— begin Data to process —
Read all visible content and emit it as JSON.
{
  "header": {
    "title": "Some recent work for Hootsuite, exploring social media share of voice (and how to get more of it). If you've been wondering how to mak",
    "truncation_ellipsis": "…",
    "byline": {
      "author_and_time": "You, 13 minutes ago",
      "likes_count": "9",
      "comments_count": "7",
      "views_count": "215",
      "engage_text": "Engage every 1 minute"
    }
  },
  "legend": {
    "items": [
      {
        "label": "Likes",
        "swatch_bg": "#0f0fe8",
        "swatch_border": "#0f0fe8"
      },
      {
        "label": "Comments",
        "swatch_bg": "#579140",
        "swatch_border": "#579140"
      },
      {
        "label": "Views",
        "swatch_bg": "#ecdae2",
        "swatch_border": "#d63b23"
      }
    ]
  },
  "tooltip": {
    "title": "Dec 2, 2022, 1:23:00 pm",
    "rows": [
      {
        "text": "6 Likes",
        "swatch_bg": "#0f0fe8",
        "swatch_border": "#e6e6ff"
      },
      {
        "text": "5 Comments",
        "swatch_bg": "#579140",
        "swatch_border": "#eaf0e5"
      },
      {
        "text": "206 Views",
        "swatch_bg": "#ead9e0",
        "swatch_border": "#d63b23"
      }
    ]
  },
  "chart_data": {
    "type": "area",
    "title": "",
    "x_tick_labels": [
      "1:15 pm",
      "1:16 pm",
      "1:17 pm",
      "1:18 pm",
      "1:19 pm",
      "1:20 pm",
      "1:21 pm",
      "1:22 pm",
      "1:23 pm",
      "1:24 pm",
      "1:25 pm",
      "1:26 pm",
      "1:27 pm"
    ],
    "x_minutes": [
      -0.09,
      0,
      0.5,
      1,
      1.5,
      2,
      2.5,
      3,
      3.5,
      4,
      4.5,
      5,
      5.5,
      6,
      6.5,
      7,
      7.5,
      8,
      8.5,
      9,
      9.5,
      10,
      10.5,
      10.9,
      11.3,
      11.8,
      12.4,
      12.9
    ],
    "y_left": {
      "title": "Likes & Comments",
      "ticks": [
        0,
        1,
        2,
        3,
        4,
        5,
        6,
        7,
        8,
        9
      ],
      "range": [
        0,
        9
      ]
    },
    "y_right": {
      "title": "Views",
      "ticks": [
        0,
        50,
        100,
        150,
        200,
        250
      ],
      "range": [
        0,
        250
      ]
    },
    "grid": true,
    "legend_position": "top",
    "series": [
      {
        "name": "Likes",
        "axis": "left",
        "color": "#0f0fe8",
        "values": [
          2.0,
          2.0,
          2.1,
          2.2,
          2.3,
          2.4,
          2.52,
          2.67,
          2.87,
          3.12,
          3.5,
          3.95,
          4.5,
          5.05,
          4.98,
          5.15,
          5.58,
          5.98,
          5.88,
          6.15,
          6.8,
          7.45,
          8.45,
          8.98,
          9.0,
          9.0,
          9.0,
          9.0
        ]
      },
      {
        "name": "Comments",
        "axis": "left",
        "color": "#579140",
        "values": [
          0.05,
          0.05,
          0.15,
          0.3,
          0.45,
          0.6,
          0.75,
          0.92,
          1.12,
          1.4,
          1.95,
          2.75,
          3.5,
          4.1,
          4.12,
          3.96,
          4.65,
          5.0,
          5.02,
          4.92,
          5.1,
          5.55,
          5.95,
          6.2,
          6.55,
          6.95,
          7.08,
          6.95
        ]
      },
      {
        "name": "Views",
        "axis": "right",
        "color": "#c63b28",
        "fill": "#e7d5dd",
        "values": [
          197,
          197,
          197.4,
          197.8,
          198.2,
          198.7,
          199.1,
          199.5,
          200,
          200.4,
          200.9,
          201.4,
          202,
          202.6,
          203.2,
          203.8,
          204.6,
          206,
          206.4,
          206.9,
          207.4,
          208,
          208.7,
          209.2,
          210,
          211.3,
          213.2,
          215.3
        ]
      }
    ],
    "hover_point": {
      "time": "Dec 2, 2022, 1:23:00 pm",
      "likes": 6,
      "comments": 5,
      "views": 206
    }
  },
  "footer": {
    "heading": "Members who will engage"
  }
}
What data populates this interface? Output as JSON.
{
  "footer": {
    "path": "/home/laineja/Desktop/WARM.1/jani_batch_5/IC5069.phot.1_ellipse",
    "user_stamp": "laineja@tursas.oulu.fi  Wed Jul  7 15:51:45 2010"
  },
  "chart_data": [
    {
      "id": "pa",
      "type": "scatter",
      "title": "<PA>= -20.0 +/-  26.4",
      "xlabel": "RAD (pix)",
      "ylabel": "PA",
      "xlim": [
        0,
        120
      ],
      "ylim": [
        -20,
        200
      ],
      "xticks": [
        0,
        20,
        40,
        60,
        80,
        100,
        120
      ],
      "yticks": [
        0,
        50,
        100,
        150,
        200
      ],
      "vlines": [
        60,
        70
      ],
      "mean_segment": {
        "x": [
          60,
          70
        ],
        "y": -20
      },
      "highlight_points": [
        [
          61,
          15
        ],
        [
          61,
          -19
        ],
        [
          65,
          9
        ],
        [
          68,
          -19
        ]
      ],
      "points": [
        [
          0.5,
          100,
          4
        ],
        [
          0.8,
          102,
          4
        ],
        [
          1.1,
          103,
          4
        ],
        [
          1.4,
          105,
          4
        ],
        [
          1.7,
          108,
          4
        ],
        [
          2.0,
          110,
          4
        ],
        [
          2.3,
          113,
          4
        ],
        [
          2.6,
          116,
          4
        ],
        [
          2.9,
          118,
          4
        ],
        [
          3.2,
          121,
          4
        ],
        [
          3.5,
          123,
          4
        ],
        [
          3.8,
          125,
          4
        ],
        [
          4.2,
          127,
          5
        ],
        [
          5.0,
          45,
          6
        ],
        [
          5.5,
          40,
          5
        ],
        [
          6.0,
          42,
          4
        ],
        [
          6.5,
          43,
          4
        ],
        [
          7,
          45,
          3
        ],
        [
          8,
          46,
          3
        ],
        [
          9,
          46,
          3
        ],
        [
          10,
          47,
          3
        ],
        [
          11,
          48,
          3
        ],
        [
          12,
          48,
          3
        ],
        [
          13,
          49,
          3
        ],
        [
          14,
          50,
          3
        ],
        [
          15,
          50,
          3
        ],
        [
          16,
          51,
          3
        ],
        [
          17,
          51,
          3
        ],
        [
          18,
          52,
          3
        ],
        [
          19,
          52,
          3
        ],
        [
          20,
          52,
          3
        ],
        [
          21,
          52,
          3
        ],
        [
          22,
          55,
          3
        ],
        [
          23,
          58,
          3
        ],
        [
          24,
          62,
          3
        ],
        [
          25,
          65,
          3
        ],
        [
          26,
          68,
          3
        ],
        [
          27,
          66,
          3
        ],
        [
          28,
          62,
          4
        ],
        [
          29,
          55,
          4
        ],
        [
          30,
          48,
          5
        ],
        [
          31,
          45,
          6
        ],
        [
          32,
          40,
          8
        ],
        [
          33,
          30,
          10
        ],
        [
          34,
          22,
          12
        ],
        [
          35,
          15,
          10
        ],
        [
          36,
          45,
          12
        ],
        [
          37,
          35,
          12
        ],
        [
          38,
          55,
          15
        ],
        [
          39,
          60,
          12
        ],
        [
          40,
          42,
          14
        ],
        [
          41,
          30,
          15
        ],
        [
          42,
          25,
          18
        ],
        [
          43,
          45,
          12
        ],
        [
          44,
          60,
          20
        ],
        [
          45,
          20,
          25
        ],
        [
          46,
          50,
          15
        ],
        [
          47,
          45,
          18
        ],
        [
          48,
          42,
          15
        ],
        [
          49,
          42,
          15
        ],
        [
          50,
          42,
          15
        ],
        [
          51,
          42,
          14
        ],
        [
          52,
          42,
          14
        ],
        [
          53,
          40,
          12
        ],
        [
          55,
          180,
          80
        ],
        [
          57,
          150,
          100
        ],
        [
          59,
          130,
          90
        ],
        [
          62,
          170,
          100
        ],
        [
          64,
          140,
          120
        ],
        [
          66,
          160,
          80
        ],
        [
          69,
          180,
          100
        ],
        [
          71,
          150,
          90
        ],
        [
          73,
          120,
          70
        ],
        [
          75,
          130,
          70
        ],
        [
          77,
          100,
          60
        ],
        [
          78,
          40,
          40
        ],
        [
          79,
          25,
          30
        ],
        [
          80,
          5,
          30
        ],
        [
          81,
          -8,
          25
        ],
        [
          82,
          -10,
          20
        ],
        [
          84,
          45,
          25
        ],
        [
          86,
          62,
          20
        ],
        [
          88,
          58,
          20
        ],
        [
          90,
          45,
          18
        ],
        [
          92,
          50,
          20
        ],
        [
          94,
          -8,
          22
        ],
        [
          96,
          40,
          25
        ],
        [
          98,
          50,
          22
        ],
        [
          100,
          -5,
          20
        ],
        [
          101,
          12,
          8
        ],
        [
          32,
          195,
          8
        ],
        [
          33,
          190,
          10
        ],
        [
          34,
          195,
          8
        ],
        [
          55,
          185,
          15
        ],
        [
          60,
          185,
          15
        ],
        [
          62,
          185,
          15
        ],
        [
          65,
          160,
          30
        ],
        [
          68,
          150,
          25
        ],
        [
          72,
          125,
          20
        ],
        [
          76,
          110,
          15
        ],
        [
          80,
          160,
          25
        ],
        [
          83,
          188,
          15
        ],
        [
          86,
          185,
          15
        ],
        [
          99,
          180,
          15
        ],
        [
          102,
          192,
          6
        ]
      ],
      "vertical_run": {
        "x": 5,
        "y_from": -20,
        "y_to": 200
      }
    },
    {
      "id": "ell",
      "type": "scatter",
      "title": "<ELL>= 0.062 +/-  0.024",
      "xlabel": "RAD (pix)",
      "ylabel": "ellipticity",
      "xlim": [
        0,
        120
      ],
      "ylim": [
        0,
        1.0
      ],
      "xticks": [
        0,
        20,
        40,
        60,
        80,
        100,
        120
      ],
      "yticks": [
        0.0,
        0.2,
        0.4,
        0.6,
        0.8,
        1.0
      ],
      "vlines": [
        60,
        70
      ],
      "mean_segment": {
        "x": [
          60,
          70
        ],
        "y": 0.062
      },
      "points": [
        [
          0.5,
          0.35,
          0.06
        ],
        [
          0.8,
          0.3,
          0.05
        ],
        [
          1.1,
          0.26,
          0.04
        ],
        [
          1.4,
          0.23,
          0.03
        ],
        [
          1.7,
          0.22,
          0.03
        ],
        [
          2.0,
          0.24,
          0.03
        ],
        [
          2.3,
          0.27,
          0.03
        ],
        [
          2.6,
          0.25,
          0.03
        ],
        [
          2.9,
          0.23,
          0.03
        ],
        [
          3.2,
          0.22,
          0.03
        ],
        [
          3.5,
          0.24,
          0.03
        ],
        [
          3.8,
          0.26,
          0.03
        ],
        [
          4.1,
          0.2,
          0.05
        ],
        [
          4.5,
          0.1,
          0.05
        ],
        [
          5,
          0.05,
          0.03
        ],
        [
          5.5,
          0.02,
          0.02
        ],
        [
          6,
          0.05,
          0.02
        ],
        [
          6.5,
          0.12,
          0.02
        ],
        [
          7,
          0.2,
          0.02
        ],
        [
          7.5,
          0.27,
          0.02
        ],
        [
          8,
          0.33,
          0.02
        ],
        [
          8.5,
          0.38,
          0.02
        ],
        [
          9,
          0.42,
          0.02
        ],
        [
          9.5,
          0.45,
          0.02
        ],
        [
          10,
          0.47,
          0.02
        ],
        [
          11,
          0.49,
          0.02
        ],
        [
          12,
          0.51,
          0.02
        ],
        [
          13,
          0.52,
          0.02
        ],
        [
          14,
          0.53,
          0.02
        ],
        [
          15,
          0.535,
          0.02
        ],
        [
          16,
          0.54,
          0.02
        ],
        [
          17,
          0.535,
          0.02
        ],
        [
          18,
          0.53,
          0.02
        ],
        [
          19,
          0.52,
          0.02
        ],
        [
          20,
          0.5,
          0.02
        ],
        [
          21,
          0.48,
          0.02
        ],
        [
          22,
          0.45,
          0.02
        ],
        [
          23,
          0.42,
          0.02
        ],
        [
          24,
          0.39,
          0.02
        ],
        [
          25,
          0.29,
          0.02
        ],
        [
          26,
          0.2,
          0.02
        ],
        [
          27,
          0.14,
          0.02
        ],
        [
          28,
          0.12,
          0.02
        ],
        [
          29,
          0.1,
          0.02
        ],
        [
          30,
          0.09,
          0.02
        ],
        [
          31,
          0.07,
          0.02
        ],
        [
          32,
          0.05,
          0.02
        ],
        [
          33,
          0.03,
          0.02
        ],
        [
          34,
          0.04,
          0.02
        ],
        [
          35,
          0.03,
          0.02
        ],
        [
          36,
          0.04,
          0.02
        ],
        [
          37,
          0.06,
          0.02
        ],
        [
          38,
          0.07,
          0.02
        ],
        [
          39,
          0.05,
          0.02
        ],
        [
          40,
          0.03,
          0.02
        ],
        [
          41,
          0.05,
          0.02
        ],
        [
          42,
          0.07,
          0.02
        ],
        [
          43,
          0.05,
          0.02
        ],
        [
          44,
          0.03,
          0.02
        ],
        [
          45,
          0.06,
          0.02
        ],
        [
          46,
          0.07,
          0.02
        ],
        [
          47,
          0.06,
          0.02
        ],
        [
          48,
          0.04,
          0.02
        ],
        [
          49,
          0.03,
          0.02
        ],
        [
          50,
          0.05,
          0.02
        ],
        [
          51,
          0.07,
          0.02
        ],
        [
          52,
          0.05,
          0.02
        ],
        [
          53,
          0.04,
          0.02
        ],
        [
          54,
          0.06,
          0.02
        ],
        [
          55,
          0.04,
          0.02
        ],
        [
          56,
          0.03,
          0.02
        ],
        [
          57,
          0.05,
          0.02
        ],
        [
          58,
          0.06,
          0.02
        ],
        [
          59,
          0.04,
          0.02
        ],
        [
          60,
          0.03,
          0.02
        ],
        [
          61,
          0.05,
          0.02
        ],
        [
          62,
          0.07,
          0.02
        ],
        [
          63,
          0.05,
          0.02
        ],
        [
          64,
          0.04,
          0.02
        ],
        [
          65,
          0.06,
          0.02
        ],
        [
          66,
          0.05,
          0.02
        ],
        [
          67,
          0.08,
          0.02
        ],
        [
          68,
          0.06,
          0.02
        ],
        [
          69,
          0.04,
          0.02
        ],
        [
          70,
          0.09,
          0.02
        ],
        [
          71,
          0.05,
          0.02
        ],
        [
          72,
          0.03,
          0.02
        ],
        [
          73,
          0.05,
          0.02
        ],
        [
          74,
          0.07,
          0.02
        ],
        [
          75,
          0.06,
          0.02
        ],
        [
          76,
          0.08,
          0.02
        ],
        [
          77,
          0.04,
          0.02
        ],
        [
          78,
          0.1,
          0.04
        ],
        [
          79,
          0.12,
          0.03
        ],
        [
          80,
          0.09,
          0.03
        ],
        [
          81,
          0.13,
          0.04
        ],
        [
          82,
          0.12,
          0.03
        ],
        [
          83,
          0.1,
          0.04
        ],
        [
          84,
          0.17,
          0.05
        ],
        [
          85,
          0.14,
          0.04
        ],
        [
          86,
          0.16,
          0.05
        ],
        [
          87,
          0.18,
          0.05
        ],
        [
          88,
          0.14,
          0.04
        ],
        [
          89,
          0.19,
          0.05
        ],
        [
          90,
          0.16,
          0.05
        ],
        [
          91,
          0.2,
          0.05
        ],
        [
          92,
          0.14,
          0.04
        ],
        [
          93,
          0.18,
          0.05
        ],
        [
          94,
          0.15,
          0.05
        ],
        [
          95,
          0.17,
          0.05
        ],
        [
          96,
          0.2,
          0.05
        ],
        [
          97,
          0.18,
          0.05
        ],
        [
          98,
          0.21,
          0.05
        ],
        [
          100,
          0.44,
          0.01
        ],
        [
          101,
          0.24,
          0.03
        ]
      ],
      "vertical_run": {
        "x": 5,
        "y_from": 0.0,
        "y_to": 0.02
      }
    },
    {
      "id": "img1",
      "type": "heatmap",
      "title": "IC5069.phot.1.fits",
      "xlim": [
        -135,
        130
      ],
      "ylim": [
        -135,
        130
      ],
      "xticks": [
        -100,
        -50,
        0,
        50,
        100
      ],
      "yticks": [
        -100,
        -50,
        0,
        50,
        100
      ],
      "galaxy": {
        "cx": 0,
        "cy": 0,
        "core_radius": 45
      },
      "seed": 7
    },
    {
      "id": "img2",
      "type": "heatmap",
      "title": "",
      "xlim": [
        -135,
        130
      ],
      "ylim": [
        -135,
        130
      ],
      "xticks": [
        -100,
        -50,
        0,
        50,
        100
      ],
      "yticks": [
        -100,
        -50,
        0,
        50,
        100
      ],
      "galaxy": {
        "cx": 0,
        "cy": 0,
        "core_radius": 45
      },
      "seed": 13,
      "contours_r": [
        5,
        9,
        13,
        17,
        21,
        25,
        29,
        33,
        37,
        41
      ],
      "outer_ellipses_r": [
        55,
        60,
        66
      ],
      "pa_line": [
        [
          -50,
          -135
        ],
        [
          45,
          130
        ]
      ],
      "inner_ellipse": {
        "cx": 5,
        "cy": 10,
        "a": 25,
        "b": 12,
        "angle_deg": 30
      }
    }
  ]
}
— end Data to process —
● Exercise brief: Take every line from the data that contains the word "phot".

● The solution:
    "path": "/home/laineja/Desktop/WARM.1/jani_batch_5/IC5069.phot.1_ellipse",
      "title": "IC5069.phot.1.fits",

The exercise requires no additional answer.